▶ [EXTRACTED MATERIAL]:
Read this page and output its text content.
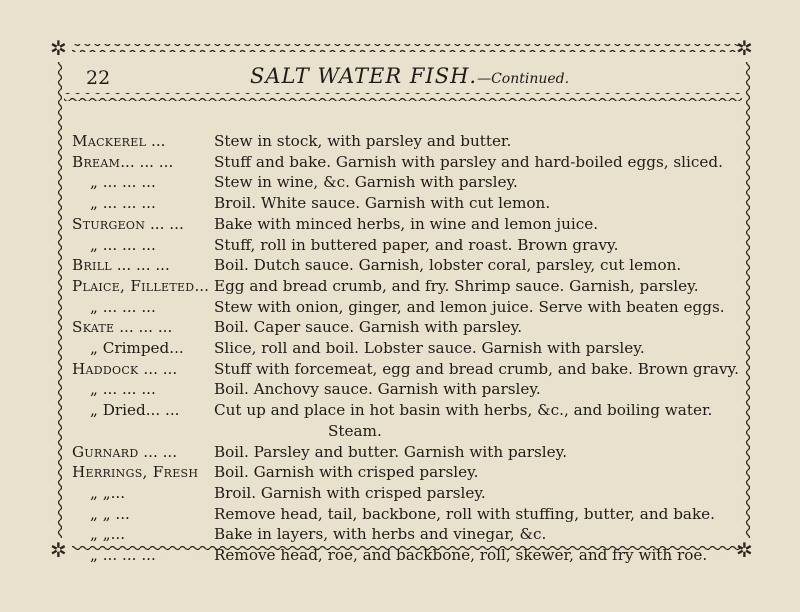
✲	✲
✲	✲
22	SALT WATER FISH.—Continued.
Mackerel ...	Stew in stock, with parsley and butter.
Bream... ... ...	Stuff and bake. Garnish with parsley and hard-boiled eggs, sliced.
„ ... ... ...	Stew in wine, &c. Garnish with parsley.
„ ... ... ...	Broil. White sauce. Garnish with cut lemon.
Sturgeon ... ... Bake with minced herbs, in wine and lemon juice.
„ ... ... ...	Stuff, roll in buttered paper, and roast. Brown gravy.
Brill ... ... ...	Boil. Dutch sauce. Garnish, lobster coral, parsley, cut lemon.
Plaice, Filleted... Egg and bread crumb, and fry. Shrimp sauce. Garnish, parsley.
„ ... ... ...	Stew with onion, ginger, and lemon juice. Serve with beaten eggs.
Skate ... ... ...	Boil. Caper sauce. Garnish with parsley.
„ Crimped... Slice, roll and boil. Lobster sauce. Garnish with parsley.
Haddock ... ... Stuff with forcemeat, egg and bread crumb, and bake. Brown gravy.
„ ... ... ...	Boil. Anchovy sauce. Garnish with parsley.
„ Dried... ... Cut up and place in hot basin with herbs, &c., and boiling water.
Steam.
Gurnard ... ... Boil. Parsley and butter. Garnish with parsley.
Herrings, Fresh Boil. Garnish with crisped parsley.
„ „...	Broil. Garnish with crisped parsley.
„ „ ...	Remove head, tail, backbone, roll with stuffing, butter, and bake.
„ „...	Bake in layers, with herbs and vinegar, &c.
„ ... ... ...	Remove head, roe, and backbone, roll, skewer, and fry with roe.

▶ [REQUIREMENT]:
Scan the data above and copy every line with "Remove" in it.

▶ [RESULT FOR THIS EXERCISE]:
„ „ ...	Remove head, tail, backbone, roll with stuffing, butter, and bake.
„ ... ... ...	Remove head, roe, and backbone, roll, skewer, and fry with roe.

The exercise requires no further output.